→ **WRITTEN INSTRUCTION**:
Search the data for the string "this" and extract every line where it appears.
+ + + + + + +
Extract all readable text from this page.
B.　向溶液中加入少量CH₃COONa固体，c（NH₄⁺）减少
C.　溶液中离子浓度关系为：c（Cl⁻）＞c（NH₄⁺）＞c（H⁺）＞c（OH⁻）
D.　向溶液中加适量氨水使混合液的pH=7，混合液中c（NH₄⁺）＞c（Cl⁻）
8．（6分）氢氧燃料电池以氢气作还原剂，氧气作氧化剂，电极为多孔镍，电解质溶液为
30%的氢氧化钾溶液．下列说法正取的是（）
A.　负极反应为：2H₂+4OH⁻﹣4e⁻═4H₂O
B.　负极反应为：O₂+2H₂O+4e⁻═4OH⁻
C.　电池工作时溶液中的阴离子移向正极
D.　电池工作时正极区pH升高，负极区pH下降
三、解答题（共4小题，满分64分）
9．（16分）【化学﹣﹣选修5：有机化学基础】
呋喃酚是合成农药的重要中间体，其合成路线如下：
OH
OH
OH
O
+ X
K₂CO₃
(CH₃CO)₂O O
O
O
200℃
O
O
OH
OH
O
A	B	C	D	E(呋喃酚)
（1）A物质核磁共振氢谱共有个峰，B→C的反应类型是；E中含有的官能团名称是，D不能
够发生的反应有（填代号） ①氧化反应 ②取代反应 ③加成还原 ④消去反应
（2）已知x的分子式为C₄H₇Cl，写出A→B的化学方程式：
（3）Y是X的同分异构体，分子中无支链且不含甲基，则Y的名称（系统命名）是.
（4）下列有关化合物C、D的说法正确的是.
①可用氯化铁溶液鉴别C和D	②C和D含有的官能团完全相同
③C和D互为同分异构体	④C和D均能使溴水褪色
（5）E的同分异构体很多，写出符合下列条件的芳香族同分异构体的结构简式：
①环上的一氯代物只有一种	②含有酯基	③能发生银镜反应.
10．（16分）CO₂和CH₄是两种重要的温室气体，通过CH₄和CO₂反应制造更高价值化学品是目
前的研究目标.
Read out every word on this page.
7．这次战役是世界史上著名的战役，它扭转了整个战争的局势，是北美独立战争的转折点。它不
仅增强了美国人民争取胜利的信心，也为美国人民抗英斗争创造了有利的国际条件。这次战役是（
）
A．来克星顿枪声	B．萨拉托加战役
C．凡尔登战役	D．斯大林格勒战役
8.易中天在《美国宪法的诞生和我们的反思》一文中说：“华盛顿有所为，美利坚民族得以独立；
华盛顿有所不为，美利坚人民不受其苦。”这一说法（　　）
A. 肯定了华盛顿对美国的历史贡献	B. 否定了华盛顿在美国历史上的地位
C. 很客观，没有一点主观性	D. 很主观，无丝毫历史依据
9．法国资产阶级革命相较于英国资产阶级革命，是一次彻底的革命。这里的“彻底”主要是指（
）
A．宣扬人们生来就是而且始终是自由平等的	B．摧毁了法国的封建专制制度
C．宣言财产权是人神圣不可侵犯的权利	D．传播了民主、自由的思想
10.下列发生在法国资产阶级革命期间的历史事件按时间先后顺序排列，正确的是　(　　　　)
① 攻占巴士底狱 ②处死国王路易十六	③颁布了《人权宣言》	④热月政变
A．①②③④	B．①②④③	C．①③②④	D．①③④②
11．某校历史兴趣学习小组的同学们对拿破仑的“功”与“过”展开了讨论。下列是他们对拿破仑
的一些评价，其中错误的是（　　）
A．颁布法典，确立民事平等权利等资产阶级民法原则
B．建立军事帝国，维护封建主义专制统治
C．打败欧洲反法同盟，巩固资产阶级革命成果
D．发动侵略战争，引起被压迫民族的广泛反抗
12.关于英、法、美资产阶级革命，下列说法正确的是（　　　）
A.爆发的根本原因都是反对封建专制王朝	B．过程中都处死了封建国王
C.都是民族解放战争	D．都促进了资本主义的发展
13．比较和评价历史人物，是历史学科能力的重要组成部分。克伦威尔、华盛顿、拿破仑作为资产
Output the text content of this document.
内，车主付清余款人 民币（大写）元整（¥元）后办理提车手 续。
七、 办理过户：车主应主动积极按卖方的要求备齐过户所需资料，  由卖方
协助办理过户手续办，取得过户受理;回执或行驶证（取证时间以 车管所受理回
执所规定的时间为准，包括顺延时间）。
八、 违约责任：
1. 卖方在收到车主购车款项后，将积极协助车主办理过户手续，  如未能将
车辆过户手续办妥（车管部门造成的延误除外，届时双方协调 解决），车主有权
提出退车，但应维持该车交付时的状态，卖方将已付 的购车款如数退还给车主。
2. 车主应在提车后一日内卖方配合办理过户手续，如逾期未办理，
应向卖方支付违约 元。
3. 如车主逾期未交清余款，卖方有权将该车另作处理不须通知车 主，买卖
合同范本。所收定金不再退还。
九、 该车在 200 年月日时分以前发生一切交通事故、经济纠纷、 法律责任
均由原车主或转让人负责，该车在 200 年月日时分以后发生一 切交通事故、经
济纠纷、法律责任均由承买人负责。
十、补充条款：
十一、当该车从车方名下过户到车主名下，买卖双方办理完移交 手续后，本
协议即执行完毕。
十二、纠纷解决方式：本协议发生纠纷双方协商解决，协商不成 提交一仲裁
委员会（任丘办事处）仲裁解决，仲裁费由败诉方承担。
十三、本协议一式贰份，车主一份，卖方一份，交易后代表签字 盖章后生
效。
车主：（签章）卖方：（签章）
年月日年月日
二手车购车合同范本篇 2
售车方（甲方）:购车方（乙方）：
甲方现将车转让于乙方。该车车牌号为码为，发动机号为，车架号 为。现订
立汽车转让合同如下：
+ + + + + + +
→ **TASK RESULT**:
Extract all readable text from this page.
Read out every word on this page.
Output the text content of this document.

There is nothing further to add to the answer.